**Required task**
Below are records to transcribe exactly, without their pictures.

**Rows**
#####
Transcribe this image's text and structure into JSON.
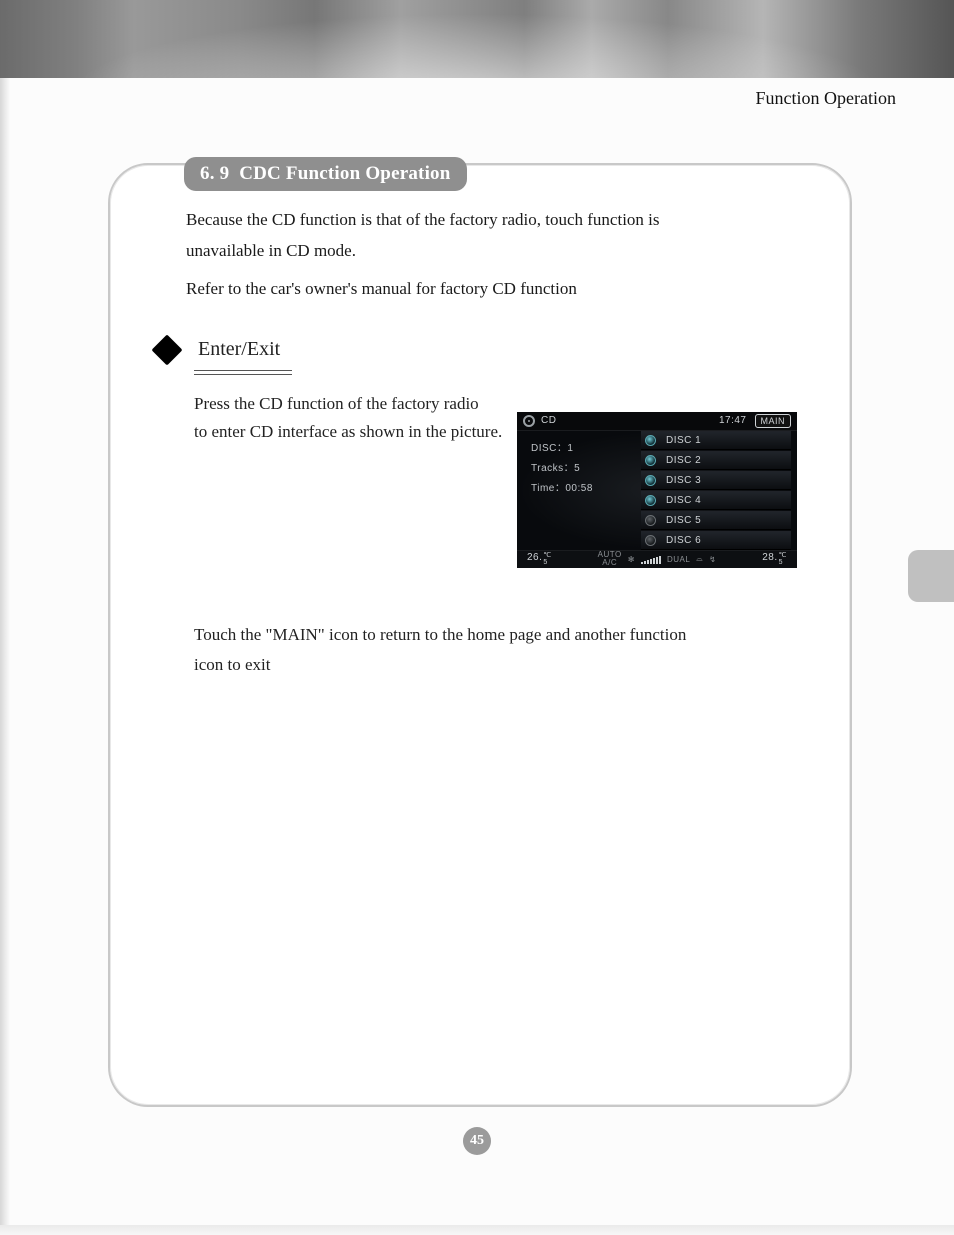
{
  "header": {
    "label": "Function  Operation"
  },
  "section": {
    "number": "6. 9",
    "title": "CDC Function Operation",
    "intro_line1": "Because the CD function is that of the factory radio, touch function is",
    "intro_line2": " unavailable in CD mode.",
    "intro_line3": "Refer to the car's owner's manual for factory CD function"
  },
  "sub": {
    "heading": "Enter/Exit",
    "p1_line1": "Press the CD function of the factory radio",
    "p1_line2": "to enter CD interface as shown in the picture.",
    "p2_line1": "Touch the \"MAIN\" icon to return to the home page and another function",
    "p2_line2": "icon to exit"
  },
  "screenshot": {
    "mode": "CD",
    "clock": "17:47",
    "main_btn": "MAIN",
    "left": {
      "disc_label": "DISC：",
      "disc_value": "1",
      "tracks_label": "Tracks：",
      "tracks_value": "5",
      "time_label": "Time：",
      "time_value": "00:58"
    },
    "discs": [
      {
        "label": "DISC 1",
        "active": true
      },
      {
        "label": "DISC 2",
        "active": true
      },
      {
        "label": "DISC 3",
        "active": true
      },
      {
        "label": "DISC 4",
        "active": true
      },
      {
        "label": "DISC 5",
        "active": false
      },
      {
        "label": "DISC 6",
        "active": false
      }
    ],
    "bottom": {
      "temp_left": "26.",
      "temp_left_sub": "5",
      "auto": "AUTO",
      "ac": "A/C",
      "dual": "DUAL",
      "temp_right": "28.",
      "temp_right_sub": "5",
      "deg": "℃"
    }
  },
  "page_number": "45"
}
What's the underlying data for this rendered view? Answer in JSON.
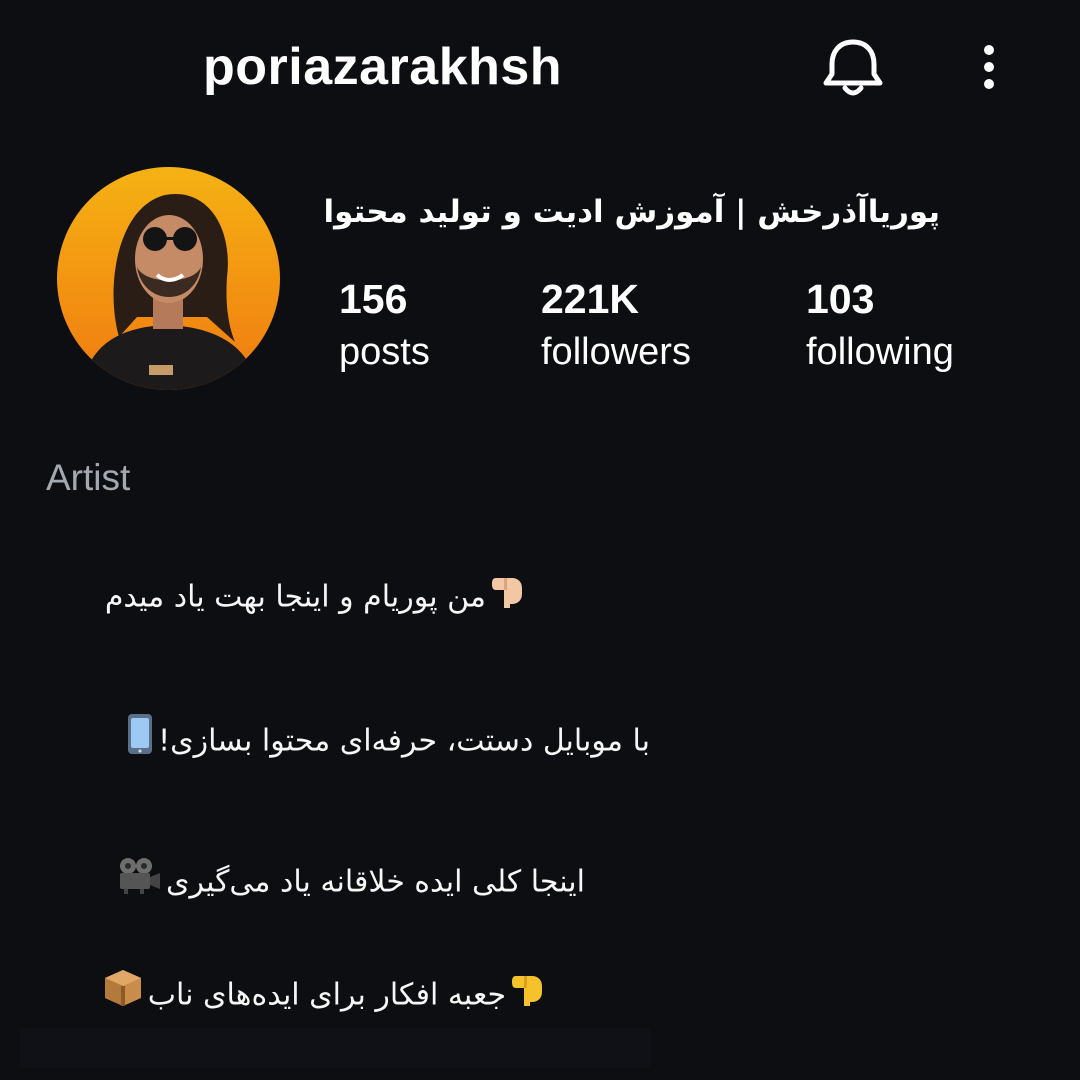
{
  "header": {
    "username": "poriazarakhsh",
    "notification_icon": "bell-icon",
    "menu_icon": "more-vertical-icon"
  },
  "profile": {
    "display_name": "پوریاآذرخش | آموزش ادیت و تولید محتوا",
    "avatar_colors": {
      "top": "#f5b213",
      "bottom": "#f07a10"
    },
    "stats": {
      "posts": {
        "value": "156",
        "label": "posts"
      },
      "followers": {
        "value": "221K",
        "label": "followers"
      },
      "following": {
        "value": "103",
        "label": "following"
      }
    },
    "category": "Artist"
  },
  "bio": {
    "lines": [
      {
        "text": "من پوریام و اینجا بهت یاد میدم",
        "emoji": "pointing-down-hand-icon"
      },
      {
        "text": "با موبایل دستت، حرفه‌ای محتوا بسازی!",
        "emoji": "mobile-phone-icon"
      },
      {
        "text": "اینجا کلی ایده خلاقانه یاد می‌گیری",
        "emoji": "film-projector-icon"
      },
      {
        "text": "جعبه افکار برای ایده‌های ناب",
        "emoji_start": "pointing-down-hand-icon",
        "emoji_end": "package-icon"
      }
    ]
  },
  "colors": {
    "background": "#0d0e12",
    "text": "#ffffff",
    "muted": "#a4a8b1"
  }
}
#####
**Exercise solution**
Transcribe this image's text and structure into JSON.
{
  "header": {
    "label": "Function  Operation"
  },
  "section": {
    "number": "6. 9",
    "title": "CDC Function Operation",
    "intro_line1": "Because the CD function is that of the factory radio, touch function is",
    "intro_line2": " unavailable in CD mode.",
    "intro_line3": "Refer to the car's owner's manual for factory CD function"
  },
  "sub": {
    "heading": "Enter/Exit",
    "p1_line1": "Press the CD function of the factory radio",
    "p1_line2": "to enter CD interface as shown in the picture.",
    "p2_line1": "Touch the \"MAIN\" icon to return to the home page and another function",
    "p2_line2": "icon to exit"
  },
  "screenshot": {
    "mode": "CD",
    "clock": "17:47",
    "main_btn": "MAIN",
    "left": {
      "disc_label": "DISC：",
      "disc_value": "1",
      "tracks_label": "Tracks：",
      "tracks_value": "5",
      "time_label": "Time：",
      "time_value": "00:58"
    },
    "discs": [
      {
        "label": "DISC 1",
        "active": true
      },
      {
        "label": "DISC 2",
        "active": true
      },
      {
        "label": "DISC 3",
        "active": true
      },
      {
        "label": "DISC 4",
        "active": true
      },
      {
        "label": "DISC 5",
        "active": false
      },
      {
        "label": "DISC 6",
        "active": false
      }
    ],
    "bottom": {
      "temp_left": "26.",
      "temp_left_sub": "5",
      "auto": "AUTO",
      "ac": "A/C",
      "dual": "DUAL",
      "temp_right": "28.",
      "temp_right_sub": "5",
      "deg": "℃"
    }
  },
  "page_number": "45"
}
What's the underlying data for this rendered view? Answer in JSON.
{
  "header": {
    "username": "poriazarakhsh",
    "notification_icon": "bell-icon",
    "menu_icon": "more-vertical-icon"
  },
  "profile": {
    "display_name": "پوریاآذرخش | آموزش ادیت و تولید محتوا",
    "avatar_colors": {
      "top": "#f5b213",
      "bottom": "#f07a10"
    },
    "stats": {
      "posts": {
        "value": "156",
        "label": "posts"
      },
      "followers": {
        "value": "221K",
        "label": "followers"
      },
      "following": {
        "value": "103",
        "label": "following"
      }
    },
    "category": "Artist"
  },
  "bio": {
    "lines": [
      {
        "text": "من پوریام و اینجا بهت یاد میدم",
        "emoji": "pointing-down-hand-icon"
      },
      {
        "text": "با موبایل دستت، حرفه‌ای محتوا بسازی!",
        "emoji": "mobile-phone-icon"
      },
      {
        "text": "اینجا کلی ایده خلاقانه یاد می‌گیری",
        "emoji": "film-projector-icon"
      },
      {
        "text": "جعبه افکار برای ایده‌های ناب",
        "emoji_start": "pointing-down-hand-icon",
        "emoji_end": "package-icon"
      }
    ]
  },
  "colors": {
    "background": "#0d0e12",
    "text": "#ffffff",
    "muted": "#a4a8b1"
  }
}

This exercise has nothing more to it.